Data items:
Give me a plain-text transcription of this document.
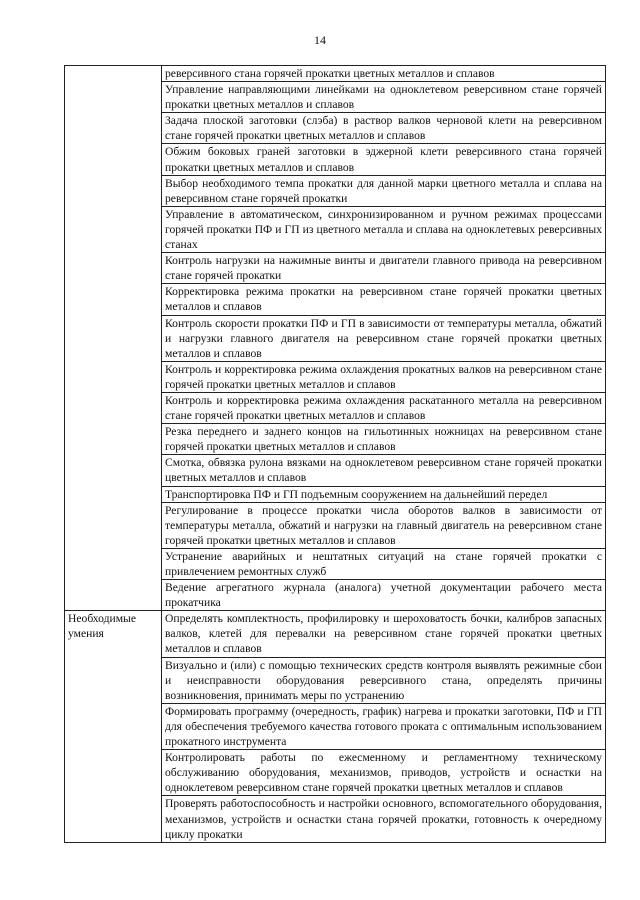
14
	реверсивного стана горячей прокатки цветных металлов и сплавов
	Управление направляющими линейками на одноклетевом реверсивном стане горячей прокатки цветных металлов и сплавов
	Задача плоской заготовки (слэба) в раствор валков черновой клети на реверсивном стане горячей прокатки цветных металлов и сплавов
	Обжим боковых граней заготовки в эджерной клети реверсивного стана горячей прокатки цветных металлов и сплавов
	Выбор необходимого темпа прокатки для данной марки цветного металла и сплава на реверсивном стане горячей прокатки
	Управление в автоматическом, синхронизированном и ручном режимах процессами горячей прокатки ПФ и ГП из цветного металла и сплава на одноклетевых реверсивных станах
	Контроль нагрузки на нажимные винты и двигатели главного привода на реверсивном стане горячей прокатки
	Корректировка режима прокатки на реверсивном стане горячей прокатки цветных металлов и сплавов
	Контроль скорости прокатки ПФ и ГП в зависимости от температуры металла, обжатий и нагрузки главного двигателя на реверсивном стане горячей прокатки цветных металлов и сплавов
	Контроль и корректировка режима охлаждения прокатных валков на реверсивном стане горячей прокатки цветных металлов и сплавов
	Контроль и корректировка режима охлаждения раскатанного металла на реверсивном стане горячей прокатки цветных металлов и сплавов
	Резка переднего и заднего концов на гильотинных ножницах на реверсивном стане горячей прокатки цветных металлов и сплавов
	Смотка, обвязка рулона вязками на одноклетевом реверсивном стане горячей прокатки цветных металлов и сплавов
	Транспортировка ПФ и ГП подъемным сооружением на дальнейший передел
	Регулирование в процессе прокатки числа оборотов валков в зависимости от температуры металла, обжатий и нагрузки на главный двигатель на реверсивном стане горячей прокатки цветных металлов и сплавов
	Устранение аварийных и нештатных ситуаций на стане горячей прокатки с привлечением ремонтных служб
	Ведение агрегатного журнала (аналога) учетной документации рабочего места прокатчика
Необходимые умения	Определять комплектность, профилировку и шероховатость бочки, калибров запасных валков, клетей для перевалки на реверсивном стане горячей прокатки цветных металлов и сплавов
	Визуально и (или) с помощью технических средств контроля выявлять режимные сбои и неисправности оборудования реверсивного стана, определять причины возникновения, принимать меры по устранению
	Формировать программу (очередность, график) нагрева и прокатки заготовки, ПФ и ГП для обеспечения требуемого качества готового проката с оптимальным использованием прокатного инструмента
	Контролировать работы по ежесменному и регламентному техническому обслуживанию оборудования, механизмов, приводов, устройств и оснастки на одноклетевом реверсивном стане горячей прокатки цветных металлов и сплавов
	Проверять работоспособность и настройки основного, вспомогательного оборудования, механизмов, устройств и оснастки стана горячей прокатки, готовность к очередному циклу прокатки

What is expected: Each line of the material must be retyped exactly, except that images are omitted.

Response:
Give me a plain-text transcription of this document.
14
	реверсивного стана горячей прокатки цветных металлов и сплавов
	Управление направляющими линейками на одноклетевом реверсивном стане горячей прокатки цветных металлов и сплавов
	Задача плоской заготовки (слэба) в раствор валков черновой клети на реверсивном стане горячей прокатки цветных металлов и сплавов
	Обжим боковых граней заготовки в эджерной клети реверсивного стана горячей прокатки цветных металлов и сплавов
	Выбор необходимого темпа прокатки для данной марки цветного металла и сплава на реверсивном стане горячей прокатки
	Управление в автоматическом, синхронизированном и ручном режимах процессами горячей прокатки ПФ и ГП из цветного металла и сплава на одноклетевых реверсивных станах
	Контроль нагрузки на нажимные винты и двигатели главного привода на реверсивном стане горячей прокатки
	Корректировка режима прокатки на реверсивном стане горячей прокатки цветных металлов и сплавов
	Контроль скорости прокатки ПФ и ГП в зависимости от температуры металла, обжатий и нагрузки главного двигателя на реверсивном стане горячей прокатки цветных металлов и сплавов
	Контроль и корректировка режима охлаждения прокатных валков на реверсивном стане горячей прокатки цветных металлов и сплавов
	Контроль и корректировка режима охлаждения раскатанного металла на реверсивном стане горячей прокатки цветных металлов и сплавов
	Резка переднего и заднего концов на гильотинных ножницах на реверсивном стане горячей прокатки цветных металлов и сплавов
	Смотка, обвязка рулона вязками на одноклетевом реверсивном стане горячей прокатки цветных металлов и сплавов
	Транспортировка ПФ и ГП подъемным сооружением на дальнейший передел
	Регулирование в процессе прокатки числа оборотов валков в зависимости от температуры металла, обжатий и нагрузки на главный двигатель на реверсивном стане горячей прокатки цветных металлов и сплавов
	Устранение аварийных и нештатных ситуаций на стане горячей прокатки с привлечением ремонтных служб
	Ведение агрегатного журнала (аналога) учетной документации рабочего места прокатчика
Необходимые умения	Определять комплектность, профилировку и шероховатость бочки, калибров запасных валков, клетей для перевалки на реверсивном стане горячей прокатки цветных металлов и сплавов
	Визуально и (или) с помощью технических средств контроля выявлять режимные сбои и неисправности оборудования реверсивного стана, определять причины возникновения, принимать меры по устранению
	Формировать программу (очередность, график) нагрева и прокатки заготовки, ПФ и ГП для обеспечения требуемого качества готового проката с оптимальным использованием прокатного инструмента
	Контролировать работы по ежесменному и регламентному техническому обслуживанию оборудования, механизмов, приводов, устройств и оснастки на одноклетевом реверсивном стане горячей прокатки цветных металлов и сплавов
	Проверять работоспособность и настройки основного, вспомогательного оборудования, механизмов, устройств и оснастки стана горячей прокатки, готовность к очередному циклу прокатки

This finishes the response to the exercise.